Die titelgebende Figur des Romans „Ein Mensch brennt“ ist die historische Person Hartmut Gründler. Er hat sich am 16. November 1977 aus Protest gegen die Atompolitik der damaligen Regierung mit Benzin übergossen und angezündet und starb fünf Tage später im Krankenhaus an den Folgen seiner Verletzungen. Erzählt wird die Geschichte von der fiktiven Figur des Hanno Kelsterbach. Als Hartmut Gründler 1975 ins Souterrain des Familienheims zieht, steht Hanno gerade kurz vor seinem achten Geburtstag. Durch die Augen dieses Kinds schildert der erwachsene Hanno die Haupthandlung in Rückblicken auf die Ereignisse in den 1970ern. Entsprechend gestaltet ist das Cover mit dem Seitenprofil eines Jungen, der interessiert in die Welt blickt, die er sich erst noch erschließen muss.

Der Roman beginnt im Jahr 2011 in der Zeit nach der Nuklearkatastrophe von Fukushima. Inzwischen sind mehr als 33 Jahre vergangen seitdem sich Hartmut Gründler selbst angezündet hat. Hannos Mutter ist seit dieser Zeit überzeugte Umweltaktivistin und ein großer Anhänger der Ideen von Gründler. Hanno teilt deren Ansichten nicht, erinnert sich aber mit Bedenken an die Zeit als Gründler in die Kellerwohnung eingezogen ist und damit eine Veränderung im Wesen seiner Mutter begann. Er denkt zurück an den Kampf gegen die Atompolitik der Gruppe Lebensschutz, die Gründler ins Leben gerufen hat, und seine eigene Einbindung in die Aktivitäten durch das Engagement seiner Mutter in der Gruppe. Gleichzeitig versucht er durch den Rückblick besser zu begreifen, ob die schillernde Figur des Umweltaktivisten Anteil am Ende der Ehe seiner Eltern hatte.

Da auch ich in den 1970er Kind war, konnte ich die Agitation Hannos in dieser Zeit sehr gut nachvollziehen, sein Handeln auf Anweisung der Eltern, seine Freude am Hobby Fußball und gemeinsame Unternehmen mit der Familie. Ansonsten beobachtet man als Kind, hat seine Gedanken dazu, die viele Fragen aufwerfen, die man aber nicht abschließend formuliert oder sich nicht zu fragen traut, weil Kinder nicht alles wissen sollen. Die Sichtweise des Kinds bringt einen Anflug von Leichtigkeit in den Roman. Entsprechend der damals gängigen Vorstellung einer guten Ehe sorgte seine Mutter Martha sich ausschließlich um Haushalt und Kind. Der gemeinsame Kampf für die gute Sache gibt Martha die Möglichkeit im Engagement eine Art Befriedigung ihres Strebens nach Selbstbehauptung zu finden. Das Verständnis für die Ansicht seines Vaters als Familienoberhaupt und Versorger auf die Aktivitäten seiner Frau, das zum Zerwürfnis seiner Eltern führte, begreift Hanno erst später.

· · · · · · ·

* ZU ERLEDIGENDE AUFGABEN:
• A. Nenne alle Personen, die in der Rezension zum Roman „Ein Mensch brennt“ mit ihrem Namen genannt werden.
• B. Schreibe die Rezension zum Roman „Ein Mensch brennt“ nach ihrem letzten Satz weiter.

* DATENTEIL:
· · · · · · ·

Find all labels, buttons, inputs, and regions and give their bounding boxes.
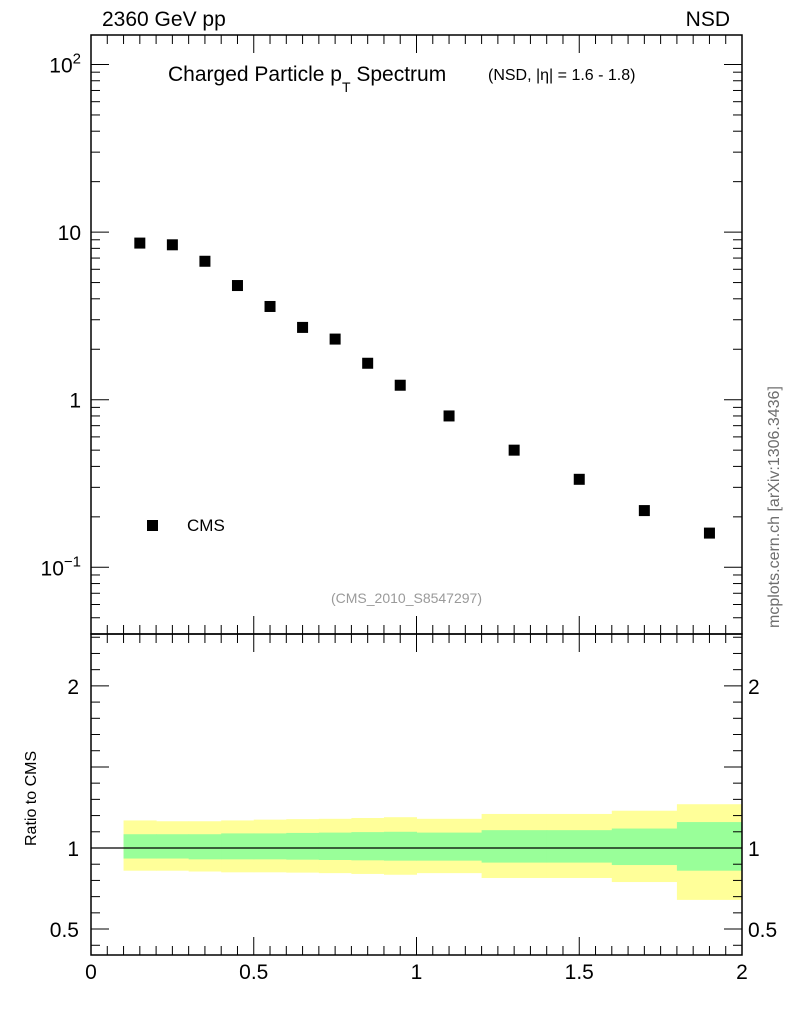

· · · · · · ·

* ANTWORTEN JE AUFGABE:
• A. Hartmut Gründler, Hanno Kelsterbach, Martha

• B.
Beim Lesen habe ich manchmal vergessen, dass zwar Hartmut Gründlers wie auch mehrere andere Personen historisch verbürgt sind, die Geschichte aber an sich fiktiv ist. Geschickt wählt der Autor einen Protagonisten, der nur wenig jünger ist als er selbst, so dass er in seiner Wortwahl auf seine eigenen Erinnerungen zurückgreifen kann. Der Kontakt zu einem Mitstreiter Gründlers hat die Figur von Hannos Mutter nicht nur deutlich geprägt, sondern sie dadurch auch lebendig gemacht. Die Darstellung ist wirklichkeitsnah und nachvollziehbar.

Der erwachsene Protagonist wirft auch moralische Fragen auf. Beispielweise stellt er seine Rolle als Mitkämpfer im kindlichen Alter auf den Prüfstand. Hartmut Gründler war ein kompromissloser Idealist, der gewaltlosen Widerstand für die gemeinsame Sache forderte. Nicol Ljubic geht im Roman der Frage nach, wie viel man zu opfern bereit ist, um einer Idee zu folgen, bei der der Einzelne nichts zählt und allein dem Gemeinwohl dient.

„Ein Mensch brennt“ ist eine Familiengeschichte mit komplexem Tiefgang, die zwar als Hintergrund den Kampf gegen die Atomkraft in der Vergangenheit beinhaltet, aber gerade hier im Westen trotz des voraussichtlichen Endes der Atomenergie in Deutschland in Anbetracht des störanfälligen Kernkraftwerks Tihange/Belgien aktuell ist. Der Autor hat mit seinem Buch an ein verstörendes Ereignis erinnert, das uns beispielhaft den Kampf eines David in der Einzelperson des Hartmut Gründler gegen die mächtige Macht einer Bundesregierung als Goliath vor Augen führt. Die Geschichte bleibt in Erinnerung und ich empfehle sie gerne weiter, vor allem an Leser, die an geschichtlichen Ereignissen der jüngeren Vergangenheit interessiert sind.